- [TASK TO CARRY OUT]
Return each line of the data below verbatim; pictures are to be left out.

- [SUPPLIED MATERIAL]
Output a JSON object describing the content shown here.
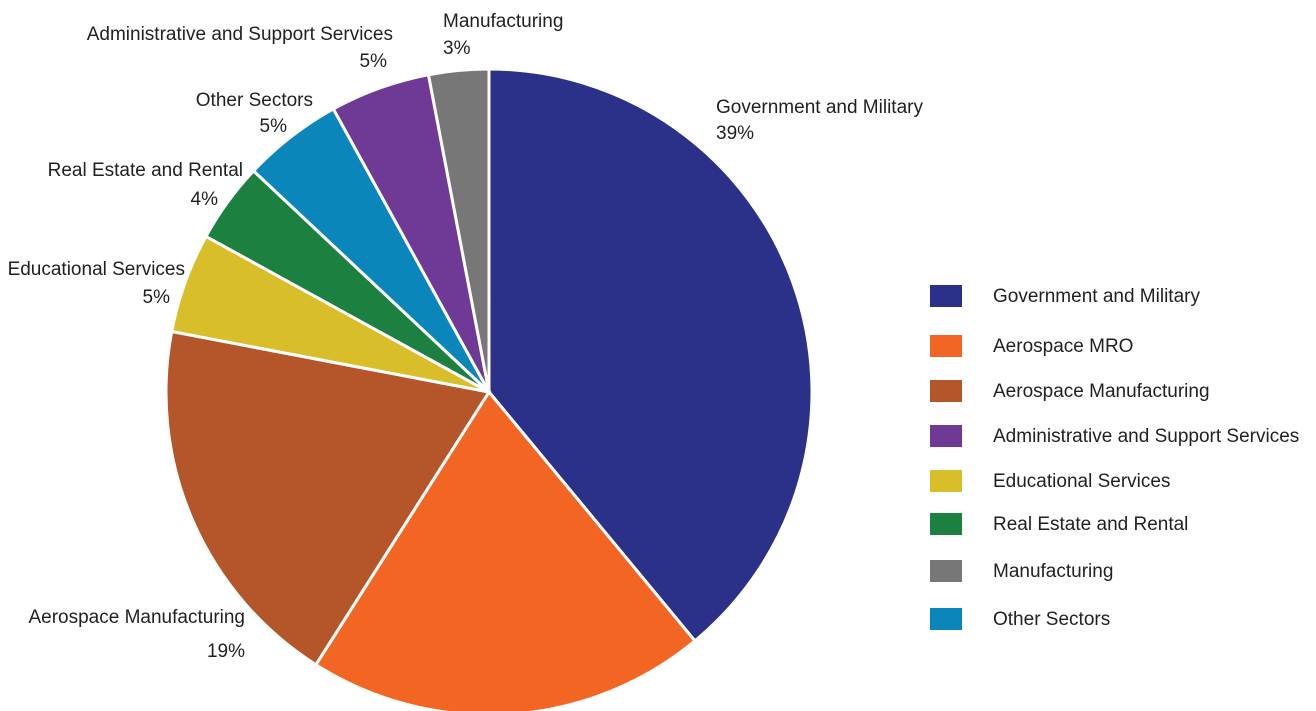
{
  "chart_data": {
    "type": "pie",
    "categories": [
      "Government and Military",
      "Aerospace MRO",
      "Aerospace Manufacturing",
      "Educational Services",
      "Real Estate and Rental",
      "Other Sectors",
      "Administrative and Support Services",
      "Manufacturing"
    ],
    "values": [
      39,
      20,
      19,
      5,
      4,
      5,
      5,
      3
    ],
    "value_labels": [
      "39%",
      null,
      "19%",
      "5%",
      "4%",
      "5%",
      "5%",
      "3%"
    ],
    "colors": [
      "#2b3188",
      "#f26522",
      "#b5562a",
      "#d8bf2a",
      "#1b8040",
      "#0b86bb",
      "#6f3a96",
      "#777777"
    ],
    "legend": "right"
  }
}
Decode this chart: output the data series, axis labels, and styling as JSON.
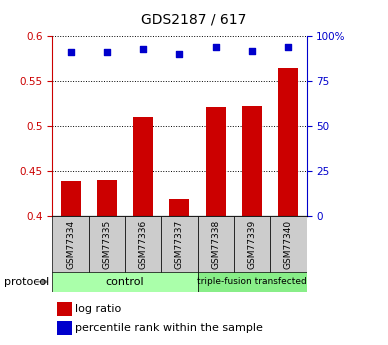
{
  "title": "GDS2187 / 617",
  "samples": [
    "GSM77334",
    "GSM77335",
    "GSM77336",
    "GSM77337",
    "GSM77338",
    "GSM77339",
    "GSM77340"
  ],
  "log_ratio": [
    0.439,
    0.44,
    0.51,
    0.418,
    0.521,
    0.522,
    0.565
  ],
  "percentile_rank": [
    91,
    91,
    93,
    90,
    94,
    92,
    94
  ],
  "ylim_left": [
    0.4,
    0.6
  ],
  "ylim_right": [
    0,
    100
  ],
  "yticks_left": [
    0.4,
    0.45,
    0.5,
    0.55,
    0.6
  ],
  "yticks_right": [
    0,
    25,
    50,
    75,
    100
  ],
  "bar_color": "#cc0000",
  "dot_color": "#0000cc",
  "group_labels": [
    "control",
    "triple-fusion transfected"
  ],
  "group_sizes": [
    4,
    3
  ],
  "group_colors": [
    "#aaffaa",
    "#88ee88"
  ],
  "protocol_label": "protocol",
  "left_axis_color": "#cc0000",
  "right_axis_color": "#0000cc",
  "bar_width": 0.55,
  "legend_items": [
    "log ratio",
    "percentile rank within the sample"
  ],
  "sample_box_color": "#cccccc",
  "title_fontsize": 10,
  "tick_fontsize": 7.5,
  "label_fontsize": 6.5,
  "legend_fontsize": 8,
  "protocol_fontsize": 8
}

- [EXPECTED ANSWER]
Output a JSON object describing the content shown here.
{
  "chart_data": {
    "type": "pie",
    "categories": [
      "Government and Military",
      "Aerospace MRO",
      "Aerospace Manufacturing",
      "Educational Services",
      "Real Estate and Rental",
      "Other Sectors",
      "Administrative and Support Services",
      "Manufacturing"
    ],
    "values": [
      39,
      20,
      19,
      5,
      4,
      5,
      5,
      3
    ],
    "value_labels": [
      "39%",
      null,
      "19%",
      "5%",
      "4%",
      "5%",
      "5%",
      "3%"
    ],
    "colors": [
      "#2b3188",
      "#f26522",
      "#b5562a",
      "#d8bf2a",
      "#1b8040",
      "#0b86bb",
      "#6f3a96",
      "#777777"
    ],
    "legend": "right"
  }
}
Decode this chart: output the data series, axis labels, and styling as JSON.
{
  "title": "GDS2187 / 617",
  "samples": [
    "GSM77334",
    "GSM77335",
    "GSM77336",
    "GSM77337",
    "GSM77338",
    "GSM77339",
    "GSM77340"
  ],
  "log_ratio": [
    0.439,
    0.44,
    0.51,
    0.418,
    0.521,
    0.522,
    0.565
  ],
  "percentile_rank": [
    91,
    91,
    93,
    90,
    94,
    92,
    94
  ],
  "ylim_left": [
    0.4,
    0.6
  ],
  "ylim_right": [
    0,
    100
  ],
  "yticks_left": [
    0.4,
    0.45,
    0.5,
    0.55,
    0.6
  ],
  "yticks_right": [
    0,
    25,
    50,
    75,
    100
  ],
  "bar_color": "#cc0000",
  "dot_color": "#0000cc",
  "group_labels": [
    "control",
    "triple-fusion transfected"
  ],
  "group_sizes": [
    4,
    3
  ],
  "group_colors": [
    "#aaffaa",
    "#88ee88"
  ],
  "protocol_label": "protocol",
  "left_axis_color": "#cc0000",
  "right_axis_color": "#0000cc",
  "bar_width": 0.55,
  "legend_items": [
    "log ratio",
    "percentile rank within the sample"
  ],
  "sample_box_color": "#cccccc",
  "title_fontsize": 10,
  "tick_fontsize": 7.5,
  "label_fontsize": 6.5,
  "legend_fontsize": 8,
  "protocol_fontsize": 8
}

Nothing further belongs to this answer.